Exercise
Among the entries below, find how many lines carry the word "along" and state only that figure.

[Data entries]
# # #
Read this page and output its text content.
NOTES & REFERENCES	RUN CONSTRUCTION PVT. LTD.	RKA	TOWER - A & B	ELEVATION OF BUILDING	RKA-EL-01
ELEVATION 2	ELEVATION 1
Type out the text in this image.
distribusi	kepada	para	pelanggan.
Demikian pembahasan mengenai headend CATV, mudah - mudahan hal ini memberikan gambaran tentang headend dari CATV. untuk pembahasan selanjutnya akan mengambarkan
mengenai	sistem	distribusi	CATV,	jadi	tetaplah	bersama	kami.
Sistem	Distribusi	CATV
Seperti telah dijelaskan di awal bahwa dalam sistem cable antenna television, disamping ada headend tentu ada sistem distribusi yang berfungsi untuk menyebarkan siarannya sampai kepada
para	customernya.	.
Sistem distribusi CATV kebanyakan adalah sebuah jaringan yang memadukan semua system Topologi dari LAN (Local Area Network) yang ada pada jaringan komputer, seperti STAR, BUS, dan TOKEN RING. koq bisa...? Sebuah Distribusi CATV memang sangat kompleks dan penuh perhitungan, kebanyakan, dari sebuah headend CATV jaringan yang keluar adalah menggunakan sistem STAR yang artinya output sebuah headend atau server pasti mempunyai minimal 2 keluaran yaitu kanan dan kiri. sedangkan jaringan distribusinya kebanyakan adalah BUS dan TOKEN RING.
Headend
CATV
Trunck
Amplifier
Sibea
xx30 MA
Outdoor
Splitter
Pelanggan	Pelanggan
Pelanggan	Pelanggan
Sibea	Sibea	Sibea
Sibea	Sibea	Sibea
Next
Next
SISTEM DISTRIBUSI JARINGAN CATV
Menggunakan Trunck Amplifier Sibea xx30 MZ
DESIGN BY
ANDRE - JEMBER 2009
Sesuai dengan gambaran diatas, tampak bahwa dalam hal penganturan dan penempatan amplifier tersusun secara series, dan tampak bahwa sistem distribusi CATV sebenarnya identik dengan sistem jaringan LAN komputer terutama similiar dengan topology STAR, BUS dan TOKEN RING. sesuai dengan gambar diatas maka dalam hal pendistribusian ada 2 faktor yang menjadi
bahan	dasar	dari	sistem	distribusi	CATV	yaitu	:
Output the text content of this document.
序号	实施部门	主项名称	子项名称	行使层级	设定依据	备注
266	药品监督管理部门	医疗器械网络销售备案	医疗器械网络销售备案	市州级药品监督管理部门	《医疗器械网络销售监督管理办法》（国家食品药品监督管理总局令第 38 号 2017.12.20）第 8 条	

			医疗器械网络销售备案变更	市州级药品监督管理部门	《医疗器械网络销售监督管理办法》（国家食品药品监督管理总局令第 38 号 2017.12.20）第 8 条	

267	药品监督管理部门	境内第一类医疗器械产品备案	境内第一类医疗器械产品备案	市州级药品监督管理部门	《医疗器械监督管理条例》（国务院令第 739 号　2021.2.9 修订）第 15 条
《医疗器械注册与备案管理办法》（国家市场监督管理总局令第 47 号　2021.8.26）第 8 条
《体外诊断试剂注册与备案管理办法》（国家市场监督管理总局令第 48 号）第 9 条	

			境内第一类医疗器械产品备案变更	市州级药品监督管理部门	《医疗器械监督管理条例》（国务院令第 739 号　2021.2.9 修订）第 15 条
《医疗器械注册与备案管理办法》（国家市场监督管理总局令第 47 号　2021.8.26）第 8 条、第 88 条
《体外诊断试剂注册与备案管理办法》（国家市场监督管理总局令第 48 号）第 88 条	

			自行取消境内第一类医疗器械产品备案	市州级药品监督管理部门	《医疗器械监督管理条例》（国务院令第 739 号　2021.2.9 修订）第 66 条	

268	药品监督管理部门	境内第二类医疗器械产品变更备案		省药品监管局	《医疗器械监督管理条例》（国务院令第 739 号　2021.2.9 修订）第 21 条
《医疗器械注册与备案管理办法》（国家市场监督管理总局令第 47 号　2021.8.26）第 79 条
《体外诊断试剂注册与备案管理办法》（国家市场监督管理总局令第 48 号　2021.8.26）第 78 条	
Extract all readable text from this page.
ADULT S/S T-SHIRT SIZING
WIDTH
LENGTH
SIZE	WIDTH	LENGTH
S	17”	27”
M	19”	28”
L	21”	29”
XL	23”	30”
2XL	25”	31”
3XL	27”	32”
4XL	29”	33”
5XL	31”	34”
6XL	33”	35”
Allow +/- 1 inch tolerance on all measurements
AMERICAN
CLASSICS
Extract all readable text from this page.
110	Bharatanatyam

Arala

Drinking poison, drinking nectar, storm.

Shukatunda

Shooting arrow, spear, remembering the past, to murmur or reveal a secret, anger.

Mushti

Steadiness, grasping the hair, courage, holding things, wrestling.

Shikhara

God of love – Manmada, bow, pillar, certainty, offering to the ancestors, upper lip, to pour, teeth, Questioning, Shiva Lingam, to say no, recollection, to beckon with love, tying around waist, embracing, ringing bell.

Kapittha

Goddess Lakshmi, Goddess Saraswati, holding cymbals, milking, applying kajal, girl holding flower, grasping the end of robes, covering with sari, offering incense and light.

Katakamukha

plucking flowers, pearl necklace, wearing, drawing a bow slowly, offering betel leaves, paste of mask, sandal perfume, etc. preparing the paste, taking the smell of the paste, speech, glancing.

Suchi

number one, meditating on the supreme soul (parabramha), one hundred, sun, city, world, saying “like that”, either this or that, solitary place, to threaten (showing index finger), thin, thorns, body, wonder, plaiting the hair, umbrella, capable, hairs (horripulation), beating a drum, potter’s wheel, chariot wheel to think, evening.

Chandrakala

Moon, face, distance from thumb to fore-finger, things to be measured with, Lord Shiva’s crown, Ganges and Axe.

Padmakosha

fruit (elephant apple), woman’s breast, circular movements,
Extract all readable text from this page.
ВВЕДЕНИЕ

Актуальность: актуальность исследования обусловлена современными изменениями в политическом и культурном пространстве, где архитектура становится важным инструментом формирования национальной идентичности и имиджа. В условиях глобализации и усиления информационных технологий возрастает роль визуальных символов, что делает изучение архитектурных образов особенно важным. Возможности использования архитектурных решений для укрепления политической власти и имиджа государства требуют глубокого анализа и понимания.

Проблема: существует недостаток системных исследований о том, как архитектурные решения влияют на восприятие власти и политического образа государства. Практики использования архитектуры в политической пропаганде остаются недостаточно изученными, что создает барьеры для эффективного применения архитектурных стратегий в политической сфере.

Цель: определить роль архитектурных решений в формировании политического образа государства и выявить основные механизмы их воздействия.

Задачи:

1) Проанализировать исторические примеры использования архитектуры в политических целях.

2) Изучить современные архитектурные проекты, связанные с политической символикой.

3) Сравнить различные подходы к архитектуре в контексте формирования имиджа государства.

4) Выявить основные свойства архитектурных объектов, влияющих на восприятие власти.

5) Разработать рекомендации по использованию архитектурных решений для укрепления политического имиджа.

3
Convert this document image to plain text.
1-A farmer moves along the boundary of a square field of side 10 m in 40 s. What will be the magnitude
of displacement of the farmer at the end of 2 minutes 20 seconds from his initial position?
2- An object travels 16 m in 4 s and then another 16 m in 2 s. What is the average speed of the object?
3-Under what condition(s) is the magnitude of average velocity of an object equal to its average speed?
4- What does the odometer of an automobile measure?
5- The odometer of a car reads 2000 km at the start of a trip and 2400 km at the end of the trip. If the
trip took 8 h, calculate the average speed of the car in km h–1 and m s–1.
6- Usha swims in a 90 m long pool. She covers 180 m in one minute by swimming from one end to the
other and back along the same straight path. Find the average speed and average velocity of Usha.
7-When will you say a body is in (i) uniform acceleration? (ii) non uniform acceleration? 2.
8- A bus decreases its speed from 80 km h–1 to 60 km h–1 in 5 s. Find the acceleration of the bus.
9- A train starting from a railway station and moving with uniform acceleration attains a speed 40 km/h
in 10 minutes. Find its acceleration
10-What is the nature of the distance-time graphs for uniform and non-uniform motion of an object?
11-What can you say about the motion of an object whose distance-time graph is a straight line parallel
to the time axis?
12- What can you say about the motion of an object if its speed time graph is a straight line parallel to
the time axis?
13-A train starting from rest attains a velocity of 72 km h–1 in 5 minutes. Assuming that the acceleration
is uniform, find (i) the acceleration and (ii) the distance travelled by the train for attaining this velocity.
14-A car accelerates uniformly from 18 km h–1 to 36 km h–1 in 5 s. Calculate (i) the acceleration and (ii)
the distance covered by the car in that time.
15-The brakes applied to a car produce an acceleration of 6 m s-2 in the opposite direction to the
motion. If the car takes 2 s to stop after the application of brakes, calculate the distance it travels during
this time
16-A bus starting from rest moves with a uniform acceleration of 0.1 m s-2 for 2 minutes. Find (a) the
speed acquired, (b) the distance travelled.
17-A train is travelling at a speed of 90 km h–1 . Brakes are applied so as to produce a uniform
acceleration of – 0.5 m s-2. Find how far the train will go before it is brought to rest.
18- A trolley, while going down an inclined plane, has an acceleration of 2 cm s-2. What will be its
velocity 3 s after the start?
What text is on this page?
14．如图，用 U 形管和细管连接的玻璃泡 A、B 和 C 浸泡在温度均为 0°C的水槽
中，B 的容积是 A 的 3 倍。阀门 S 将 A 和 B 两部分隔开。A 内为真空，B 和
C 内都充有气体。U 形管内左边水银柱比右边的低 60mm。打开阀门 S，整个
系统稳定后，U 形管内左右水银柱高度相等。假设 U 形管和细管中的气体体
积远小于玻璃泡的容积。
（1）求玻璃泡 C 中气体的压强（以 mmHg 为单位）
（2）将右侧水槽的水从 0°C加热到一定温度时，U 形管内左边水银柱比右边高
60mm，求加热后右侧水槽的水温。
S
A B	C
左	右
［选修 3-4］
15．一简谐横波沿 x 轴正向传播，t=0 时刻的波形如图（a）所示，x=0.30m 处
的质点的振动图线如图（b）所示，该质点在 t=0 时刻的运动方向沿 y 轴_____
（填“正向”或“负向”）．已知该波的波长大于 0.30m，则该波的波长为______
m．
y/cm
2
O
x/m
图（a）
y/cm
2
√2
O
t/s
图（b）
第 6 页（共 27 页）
# # #
Correct output
2